§ Task directions
Report every line in the listing that contains the string "JSON".

§ Dataset records

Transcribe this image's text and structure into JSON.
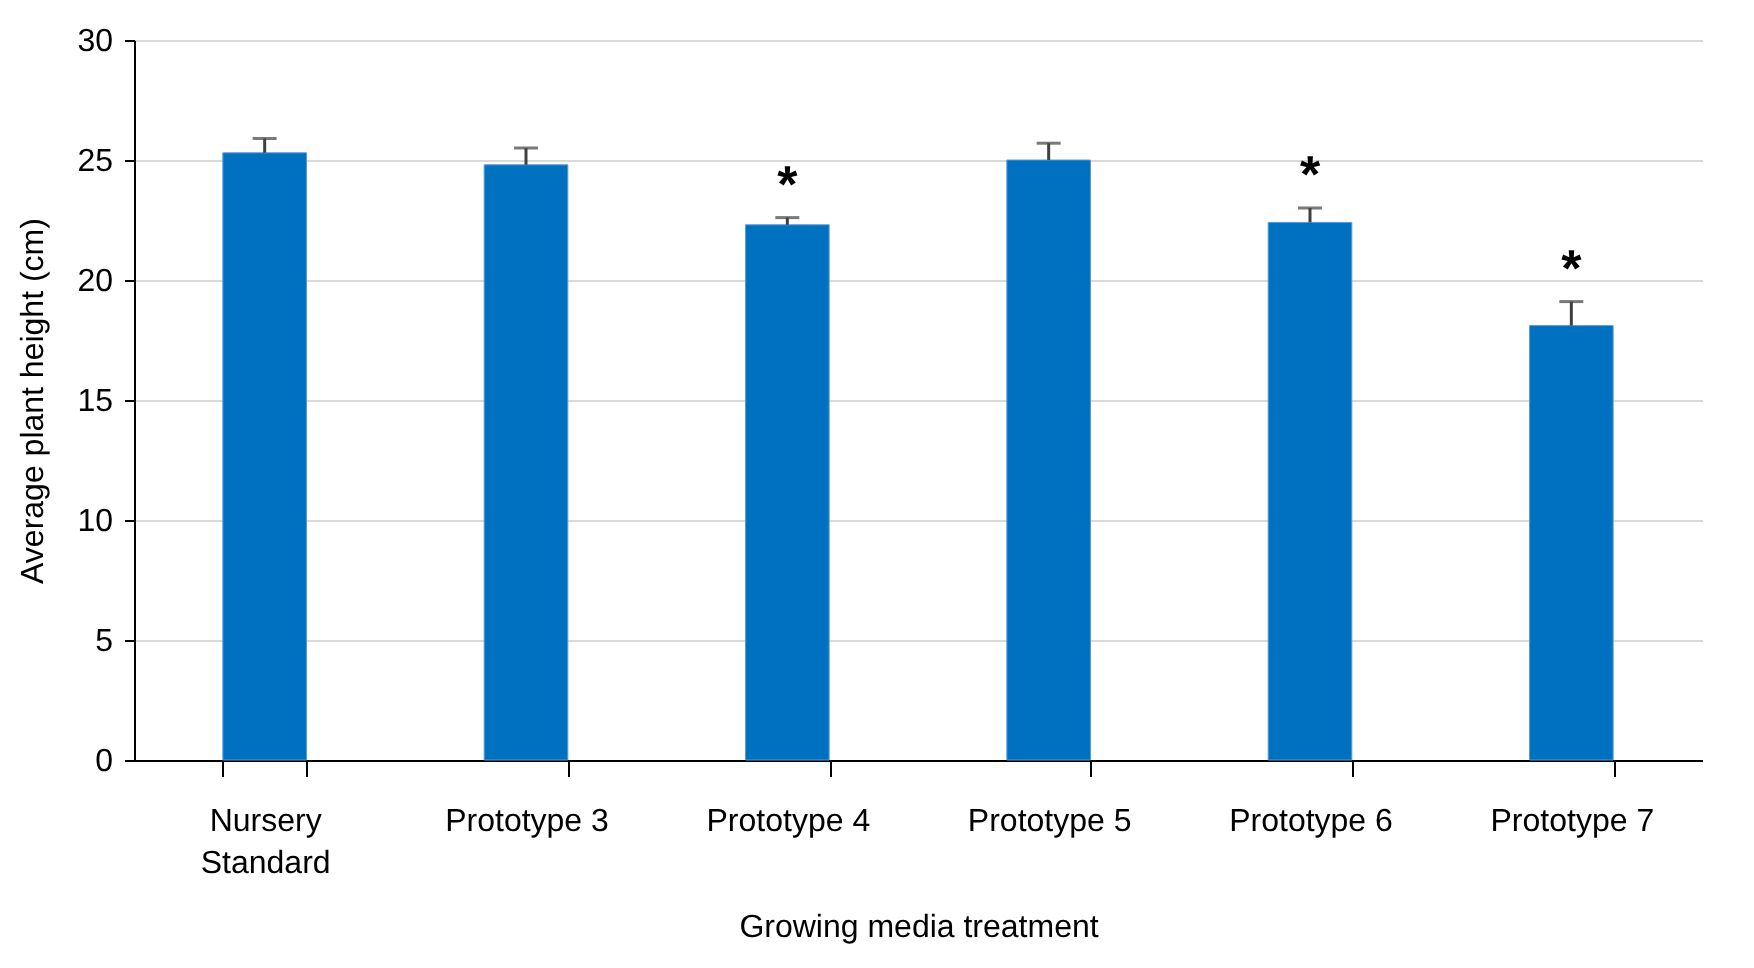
{
  "chart_data": {
    "type": "bar",
    "xlabel": "Growing media treatment",
    "ylabel": "Average plant height (cm)",
    "categories": [
      "Nursery Standard",
      "Prototype 3",
      "Prototype 4",
      "Prototype 5",
      "Prototype 6",
      "Prototype 7"
    ],
    "values": [
      25.3,
      24.8,
      22.3,
      25.0,
      22.4,
      18.1
    ],
    "errors": [
      [
        25.3,
        25.9
      ],
      [
        24.8,
        25.5
      ],
      [
        22.3,
        22.6
      ],
      [
        25.0,
        25.7
      ],
      [
        22.4,
        23.0
      ],
      [
        18.1,
        19.1
      ]
    ],
    "value_labels": [
      null,
      null,
      "*",
      null,
      "*",
      "*"
    ],
    "color": "#0070c0",
    "ylim": [
      0,
      30
    ],
    "yticks": [
      0,
      5,
      10,
      15,
      20,
      25,
      30
    ],
    "grid": "y"
  }
}
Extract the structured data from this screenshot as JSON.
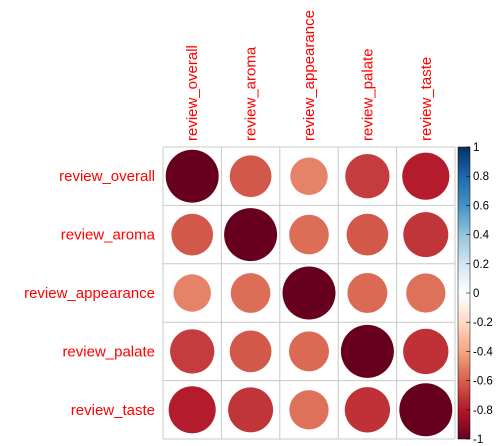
{
  "chart_data": {
    "type": "heatmap",
    "variables": [
      "review_overall",
      "review_aroma",
      "review_appearance",
      "review_palate",
      "review_taste"
    ],
    "matrix": [
      [
        1.0,
        0.62,
        0.5,
        0.7,
        0.79
      ],
      [
        0.62,
        1.0,
        0.56,
        0.62,
        0.72
      ],
      [
        0.5,
        0.56,
        1.0,
        0.57,
        0.55
      ],
      [
        0.7,
        0.62,
        0.57,
        1.0,
        0.73
      ],
      [
        0.79,
        0.72,
        0.55,
        0.73,
        1.0
      ]
    ],
    "colorbar": {
      "range": [
        -1,
        1
      ],
      "ticks": [
        "1",
        "0.8",
        "0.6",
        "0.4",
        "0.2",
        "0",
        "-0.2",
        "-0.4",
        "-0.6",
        "-0.8",
        "-1"
      ]
    },
    "label_color": "#ff0000",
    "colors": [
      "#67001f",
      "#b2182b",
      "#d6604d",
      "#f4a582",
      "#fddbc7",
      "#ffffff",
      "#d1e5f0",
      "#92c5de",
      "#4393c3",
      "#2166ac",
      "#053061"
    ]
  }
}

§ Written response
Transcribe this image's text and structure into JSON.
Extract the structured data from this screenshot as JSON.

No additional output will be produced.